**DATA SUPPLIED**
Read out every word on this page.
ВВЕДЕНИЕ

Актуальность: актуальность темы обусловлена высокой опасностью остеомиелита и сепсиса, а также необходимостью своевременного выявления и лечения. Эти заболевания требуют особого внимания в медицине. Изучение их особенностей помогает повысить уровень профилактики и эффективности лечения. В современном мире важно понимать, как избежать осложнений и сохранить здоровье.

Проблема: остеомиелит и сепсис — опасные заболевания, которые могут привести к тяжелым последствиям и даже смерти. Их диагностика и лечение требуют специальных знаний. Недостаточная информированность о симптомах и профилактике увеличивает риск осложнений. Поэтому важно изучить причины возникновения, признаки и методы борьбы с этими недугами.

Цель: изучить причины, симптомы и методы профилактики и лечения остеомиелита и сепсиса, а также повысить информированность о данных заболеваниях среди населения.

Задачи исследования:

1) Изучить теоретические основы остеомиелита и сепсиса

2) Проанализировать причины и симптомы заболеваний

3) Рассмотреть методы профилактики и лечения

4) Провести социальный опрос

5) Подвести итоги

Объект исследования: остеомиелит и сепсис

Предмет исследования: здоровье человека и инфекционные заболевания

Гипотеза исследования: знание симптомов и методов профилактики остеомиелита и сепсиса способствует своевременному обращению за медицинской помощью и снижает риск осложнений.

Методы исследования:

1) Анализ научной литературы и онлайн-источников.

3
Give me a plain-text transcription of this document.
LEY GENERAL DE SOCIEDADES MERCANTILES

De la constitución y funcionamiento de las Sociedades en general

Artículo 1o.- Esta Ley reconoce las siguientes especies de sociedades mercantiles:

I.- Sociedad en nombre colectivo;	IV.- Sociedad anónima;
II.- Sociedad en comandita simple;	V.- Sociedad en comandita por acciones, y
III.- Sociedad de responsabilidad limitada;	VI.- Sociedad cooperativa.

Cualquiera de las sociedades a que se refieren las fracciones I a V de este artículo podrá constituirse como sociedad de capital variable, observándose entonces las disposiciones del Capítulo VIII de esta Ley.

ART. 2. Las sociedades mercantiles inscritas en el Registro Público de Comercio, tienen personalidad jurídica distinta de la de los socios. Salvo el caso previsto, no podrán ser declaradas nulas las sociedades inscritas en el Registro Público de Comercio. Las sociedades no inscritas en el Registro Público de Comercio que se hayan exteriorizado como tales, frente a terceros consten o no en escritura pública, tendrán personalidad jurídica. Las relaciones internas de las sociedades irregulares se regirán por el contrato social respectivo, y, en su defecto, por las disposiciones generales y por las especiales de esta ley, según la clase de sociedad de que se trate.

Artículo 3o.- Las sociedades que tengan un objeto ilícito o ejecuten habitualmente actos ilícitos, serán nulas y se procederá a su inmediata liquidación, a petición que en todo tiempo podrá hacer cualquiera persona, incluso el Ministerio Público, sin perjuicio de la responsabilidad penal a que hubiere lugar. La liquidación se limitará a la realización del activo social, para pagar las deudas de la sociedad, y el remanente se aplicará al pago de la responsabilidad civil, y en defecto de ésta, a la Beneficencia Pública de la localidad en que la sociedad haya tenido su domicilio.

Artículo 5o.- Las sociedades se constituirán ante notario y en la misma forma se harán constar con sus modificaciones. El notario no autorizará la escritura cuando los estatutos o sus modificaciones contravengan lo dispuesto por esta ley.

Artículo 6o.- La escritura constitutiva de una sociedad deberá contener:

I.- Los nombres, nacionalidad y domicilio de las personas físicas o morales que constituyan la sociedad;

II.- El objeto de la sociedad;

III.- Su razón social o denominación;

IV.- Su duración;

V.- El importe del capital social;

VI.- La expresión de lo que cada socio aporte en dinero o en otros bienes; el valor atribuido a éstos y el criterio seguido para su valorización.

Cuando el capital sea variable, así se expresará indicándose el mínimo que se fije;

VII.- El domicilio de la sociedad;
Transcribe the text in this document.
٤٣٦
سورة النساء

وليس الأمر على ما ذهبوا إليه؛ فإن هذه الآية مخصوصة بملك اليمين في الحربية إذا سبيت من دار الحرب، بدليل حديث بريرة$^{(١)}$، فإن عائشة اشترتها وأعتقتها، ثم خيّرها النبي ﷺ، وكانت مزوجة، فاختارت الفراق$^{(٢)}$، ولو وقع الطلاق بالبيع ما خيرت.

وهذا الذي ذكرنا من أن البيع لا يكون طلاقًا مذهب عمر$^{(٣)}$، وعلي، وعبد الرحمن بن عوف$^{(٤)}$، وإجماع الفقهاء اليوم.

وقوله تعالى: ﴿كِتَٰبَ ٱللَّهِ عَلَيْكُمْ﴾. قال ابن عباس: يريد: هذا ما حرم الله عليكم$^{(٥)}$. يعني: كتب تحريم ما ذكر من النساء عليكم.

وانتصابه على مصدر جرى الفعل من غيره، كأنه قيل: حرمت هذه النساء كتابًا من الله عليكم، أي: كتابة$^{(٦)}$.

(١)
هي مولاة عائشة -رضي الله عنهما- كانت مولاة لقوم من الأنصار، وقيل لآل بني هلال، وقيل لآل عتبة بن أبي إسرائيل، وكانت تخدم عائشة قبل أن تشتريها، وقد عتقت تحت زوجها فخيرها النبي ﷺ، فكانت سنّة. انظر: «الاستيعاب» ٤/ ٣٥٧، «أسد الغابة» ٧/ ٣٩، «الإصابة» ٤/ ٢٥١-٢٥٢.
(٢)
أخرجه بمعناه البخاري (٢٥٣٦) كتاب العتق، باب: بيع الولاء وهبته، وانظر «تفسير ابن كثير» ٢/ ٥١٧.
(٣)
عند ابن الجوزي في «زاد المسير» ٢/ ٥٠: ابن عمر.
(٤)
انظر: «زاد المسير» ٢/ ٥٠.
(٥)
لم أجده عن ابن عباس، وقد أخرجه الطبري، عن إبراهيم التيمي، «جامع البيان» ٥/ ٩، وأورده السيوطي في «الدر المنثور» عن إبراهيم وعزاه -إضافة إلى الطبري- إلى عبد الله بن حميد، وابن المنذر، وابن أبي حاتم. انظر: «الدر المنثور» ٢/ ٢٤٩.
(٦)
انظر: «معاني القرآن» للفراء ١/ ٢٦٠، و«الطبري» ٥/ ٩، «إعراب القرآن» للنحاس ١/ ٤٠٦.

**THE TASK**
Collect each line holding the string "риск".

**RESULT FOR THIS TASK**
Проблема: остеомиелит и сепсис — опасные заболевания, которые могут привести к тяжелым последствиям и даже смерти. Их диагностика и лечение требуют специальных знаний. Недостаточная информированность о симптомах и профилактике увеличивает риск осложнений. Поэтому важно изучить причины возникновения, признаки и методы борьбы с этими недугами.
Гипотеза исследования: знание симптомов и методов профилактики остеомиелита и сепсиса способствует своевременному обращению за медицинской помощью и снижает риск осложнений.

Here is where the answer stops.